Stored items
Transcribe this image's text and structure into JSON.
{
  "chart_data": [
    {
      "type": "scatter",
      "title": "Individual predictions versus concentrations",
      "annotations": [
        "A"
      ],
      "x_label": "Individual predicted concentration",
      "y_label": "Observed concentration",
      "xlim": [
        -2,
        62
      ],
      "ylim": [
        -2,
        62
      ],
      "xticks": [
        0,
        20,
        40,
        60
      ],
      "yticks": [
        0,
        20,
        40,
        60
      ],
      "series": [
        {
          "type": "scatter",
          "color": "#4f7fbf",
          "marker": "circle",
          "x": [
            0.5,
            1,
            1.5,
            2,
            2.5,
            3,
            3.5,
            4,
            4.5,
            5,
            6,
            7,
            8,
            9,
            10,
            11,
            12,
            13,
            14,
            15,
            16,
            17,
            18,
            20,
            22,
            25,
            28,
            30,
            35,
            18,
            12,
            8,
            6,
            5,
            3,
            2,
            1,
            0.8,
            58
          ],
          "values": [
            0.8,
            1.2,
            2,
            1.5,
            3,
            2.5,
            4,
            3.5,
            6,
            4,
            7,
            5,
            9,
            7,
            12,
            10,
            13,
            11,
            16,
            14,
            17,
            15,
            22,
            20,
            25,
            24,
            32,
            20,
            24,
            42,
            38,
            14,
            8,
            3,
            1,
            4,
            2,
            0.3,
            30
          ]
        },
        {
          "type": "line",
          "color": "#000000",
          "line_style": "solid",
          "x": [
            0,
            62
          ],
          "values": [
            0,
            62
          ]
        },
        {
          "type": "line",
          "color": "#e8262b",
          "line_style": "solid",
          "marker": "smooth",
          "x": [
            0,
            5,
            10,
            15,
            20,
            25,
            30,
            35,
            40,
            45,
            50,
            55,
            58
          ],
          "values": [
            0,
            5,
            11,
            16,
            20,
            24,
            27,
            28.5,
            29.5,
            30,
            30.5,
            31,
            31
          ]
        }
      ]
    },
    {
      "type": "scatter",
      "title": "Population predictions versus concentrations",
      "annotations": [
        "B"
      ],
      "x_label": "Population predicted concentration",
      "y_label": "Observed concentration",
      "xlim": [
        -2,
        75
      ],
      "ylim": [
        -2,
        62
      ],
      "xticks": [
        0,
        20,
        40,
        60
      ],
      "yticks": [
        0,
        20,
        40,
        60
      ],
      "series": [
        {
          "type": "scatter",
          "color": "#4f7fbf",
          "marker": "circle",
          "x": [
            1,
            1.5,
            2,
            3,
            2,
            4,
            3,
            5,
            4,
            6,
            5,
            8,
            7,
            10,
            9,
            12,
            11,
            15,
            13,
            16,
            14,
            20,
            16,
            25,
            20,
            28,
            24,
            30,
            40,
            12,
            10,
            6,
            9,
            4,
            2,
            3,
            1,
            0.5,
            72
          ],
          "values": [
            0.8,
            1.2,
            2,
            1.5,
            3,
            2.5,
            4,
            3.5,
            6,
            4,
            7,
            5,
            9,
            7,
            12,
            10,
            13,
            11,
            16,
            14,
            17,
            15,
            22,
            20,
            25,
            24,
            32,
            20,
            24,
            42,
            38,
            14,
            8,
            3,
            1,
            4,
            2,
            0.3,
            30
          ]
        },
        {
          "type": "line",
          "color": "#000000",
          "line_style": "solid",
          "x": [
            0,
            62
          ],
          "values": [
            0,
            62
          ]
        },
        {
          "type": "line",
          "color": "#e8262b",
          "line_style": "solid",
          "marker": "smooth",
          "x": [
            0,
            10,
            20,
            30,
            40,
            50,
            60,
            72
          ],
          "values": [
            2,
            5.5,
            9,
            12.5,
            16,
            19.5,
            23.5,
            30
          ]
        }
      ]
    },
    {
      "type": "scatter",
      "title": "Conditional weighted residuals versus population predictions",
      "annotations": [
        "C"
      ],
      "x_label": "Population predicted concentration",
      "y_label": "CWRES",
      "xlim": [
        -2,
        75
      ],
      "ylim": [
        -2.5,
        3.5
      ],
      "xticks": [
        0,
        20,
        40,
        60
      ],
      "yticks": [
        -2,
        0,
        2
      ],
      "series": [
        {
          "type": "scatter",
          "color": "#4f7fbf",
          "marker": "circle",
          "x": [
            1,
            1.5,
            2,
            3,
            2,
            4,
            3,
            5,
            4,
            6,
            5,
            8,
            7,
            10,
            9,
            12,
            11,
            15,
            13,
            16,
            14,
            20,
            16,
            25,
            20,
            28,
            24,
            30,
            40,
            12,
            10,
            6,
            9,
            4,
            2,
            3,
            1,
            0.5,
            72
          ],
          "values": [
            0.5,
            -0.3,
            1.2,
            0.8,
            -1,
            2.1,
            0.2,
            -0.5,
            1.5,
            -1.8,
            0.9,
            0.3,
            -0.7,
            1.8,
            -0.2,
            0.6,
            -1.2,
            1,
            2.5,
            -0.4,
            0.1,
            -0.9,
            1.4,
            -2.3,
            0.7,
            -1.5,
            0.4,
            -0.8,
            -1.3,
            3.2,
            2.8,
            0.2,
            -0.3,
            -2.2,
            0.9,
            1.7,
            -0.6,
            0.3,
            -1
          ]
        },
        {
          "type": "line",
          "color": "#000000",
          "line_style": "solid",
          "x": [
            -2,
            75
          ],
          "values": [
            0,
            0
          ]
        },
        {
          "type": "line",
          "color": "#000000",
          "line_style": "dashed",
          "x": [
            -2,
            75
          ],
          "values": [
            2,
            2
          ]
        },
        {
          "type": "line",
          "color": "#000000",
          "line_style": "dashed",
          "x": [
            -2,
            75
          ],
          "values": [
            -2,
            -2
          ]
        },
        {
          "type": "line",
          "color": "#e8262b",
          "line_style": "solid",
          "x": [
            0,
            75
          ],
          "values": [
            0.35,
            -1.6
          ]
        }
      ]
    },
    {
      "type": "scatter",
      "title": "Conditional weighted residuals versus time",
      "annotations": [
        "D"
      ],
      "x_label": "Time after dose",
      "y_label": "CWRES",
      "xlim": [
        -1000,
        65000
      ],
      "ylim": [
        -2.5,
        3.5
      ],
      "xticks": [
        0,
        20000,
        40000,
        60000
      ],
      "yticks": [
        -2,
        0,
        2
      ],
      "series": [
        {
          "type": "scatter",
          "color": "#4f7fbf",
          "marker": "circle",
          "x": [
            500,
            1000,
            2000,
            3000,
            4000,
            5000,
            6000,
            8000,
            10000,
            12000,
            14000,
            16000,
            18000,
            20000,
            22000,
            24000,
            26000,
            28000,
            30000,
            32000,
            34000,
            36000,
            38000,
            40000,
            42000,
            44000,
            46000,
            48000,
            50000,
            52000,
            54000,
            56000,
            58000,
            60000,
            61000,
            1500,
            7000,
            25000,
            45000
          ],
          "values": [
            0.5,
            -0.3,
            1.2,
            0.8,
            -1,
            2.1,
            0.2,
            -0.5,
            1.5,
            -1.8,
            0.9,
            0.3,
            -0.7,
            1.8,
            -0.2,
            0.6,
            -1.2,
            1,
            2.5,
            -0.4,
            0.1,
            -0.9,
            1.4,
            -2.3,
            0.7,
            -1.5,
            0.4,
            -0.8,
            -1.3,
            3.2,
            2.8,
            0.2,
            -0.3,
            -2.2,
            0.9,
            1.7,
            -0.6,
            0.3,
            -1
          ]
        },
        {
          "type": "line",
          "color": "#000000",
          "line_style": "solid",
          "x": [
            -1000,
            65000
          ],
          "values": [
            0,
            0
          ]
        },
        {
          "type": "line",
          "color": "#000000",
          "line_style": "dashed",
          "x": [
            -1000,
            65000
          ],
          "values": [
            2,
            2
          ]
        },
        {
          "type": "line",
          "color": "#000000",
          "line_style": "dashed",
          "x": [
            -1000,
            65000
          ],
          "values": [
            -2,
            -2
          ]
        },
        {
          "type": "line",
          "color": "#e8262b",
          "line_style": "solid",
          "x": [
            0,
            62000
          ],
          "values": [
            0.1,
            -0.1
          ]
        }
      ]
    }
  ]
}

| TASK REQUIREMENTS |
Count the lines in the records above that hold the word "concentrations", and give only that number.

| SOLUTION FOR THIS PROBLEM |
2